Stated problem>
Please copy every line of the records below that holds the word "SESSANO".

begin

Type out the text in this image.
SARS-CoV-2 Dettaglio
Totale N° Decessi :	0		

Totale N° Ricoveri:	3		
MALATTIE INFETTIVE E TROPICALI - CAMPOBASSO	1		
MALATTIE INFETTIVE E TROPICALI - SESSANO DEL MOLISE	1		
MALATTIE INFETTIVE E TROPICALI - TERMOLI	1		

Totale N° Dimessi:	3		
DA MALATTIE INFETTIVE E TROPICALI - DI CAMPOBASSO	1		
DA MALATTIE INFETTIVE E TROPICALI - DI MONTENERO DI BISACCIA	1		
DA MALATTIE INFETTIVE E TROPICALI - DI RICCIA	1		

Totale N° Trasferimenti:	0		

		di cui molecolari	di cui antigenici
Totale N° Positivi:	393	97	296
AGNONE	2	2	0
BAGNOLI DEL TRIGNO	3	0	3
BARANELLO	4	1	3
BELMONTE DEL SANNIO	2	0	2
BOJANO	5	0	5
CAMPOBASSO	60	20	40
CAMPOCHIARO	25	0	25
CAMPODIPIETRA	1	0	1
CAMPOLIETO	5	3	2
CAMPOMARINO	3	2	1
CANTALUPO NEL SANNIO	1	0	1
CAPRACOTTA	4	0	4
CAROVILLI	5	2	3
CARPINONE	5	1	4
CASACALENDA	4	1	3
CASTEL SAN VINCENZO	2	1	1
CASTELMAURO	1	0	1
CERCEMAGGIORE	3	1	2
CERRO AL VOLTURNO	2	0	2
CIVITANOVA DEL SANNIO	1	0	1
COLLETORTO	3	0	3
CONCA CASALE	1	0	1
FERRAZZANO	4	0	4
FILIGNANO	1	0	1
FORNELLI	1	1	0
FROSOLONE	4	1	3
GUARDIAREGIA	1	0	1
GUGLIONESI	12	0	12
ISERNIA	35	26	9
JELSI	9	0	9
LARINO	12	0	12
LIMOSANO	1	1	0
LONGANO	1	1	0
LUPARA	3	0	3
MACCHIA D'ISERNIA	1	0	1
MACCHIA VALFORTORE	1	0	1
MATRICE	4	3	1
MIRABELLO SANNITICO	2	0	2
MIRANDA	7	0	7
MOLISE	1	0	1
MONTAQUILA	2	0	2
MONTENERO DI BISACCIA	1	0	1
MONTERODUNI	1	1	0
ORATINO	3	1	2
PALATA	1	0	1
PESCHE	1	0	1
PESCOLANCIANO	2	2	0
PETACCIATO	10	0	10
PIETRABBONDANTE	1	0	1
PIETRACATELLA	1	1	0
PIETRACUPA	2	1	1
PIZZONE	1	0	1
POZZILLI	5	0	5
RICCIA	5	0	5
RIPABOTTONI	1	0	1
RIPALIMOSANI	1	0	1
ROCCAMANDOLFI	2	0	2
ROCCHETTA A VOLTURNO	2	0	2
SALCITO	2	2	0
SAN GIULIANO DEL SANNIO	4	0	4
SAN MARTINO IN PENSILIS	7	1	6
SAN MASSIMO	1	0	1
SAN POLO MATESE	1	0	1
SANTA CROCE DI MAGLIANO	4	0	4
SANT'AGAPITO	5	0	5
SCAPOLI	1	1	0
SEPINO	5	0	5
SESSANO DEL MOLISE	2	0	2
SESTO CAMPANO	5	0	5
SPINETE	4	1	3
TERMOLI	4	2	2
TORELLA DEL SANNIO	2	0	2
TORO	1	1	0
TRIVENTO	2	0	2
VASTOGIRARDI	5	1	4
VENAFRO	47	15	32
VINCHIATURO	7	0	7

end

Full response>
MALATTIE INFETTIVE E TROPICALI - SESSANO DEL MOLISE	1		
SESSANO DEL MOLISE	2	0	2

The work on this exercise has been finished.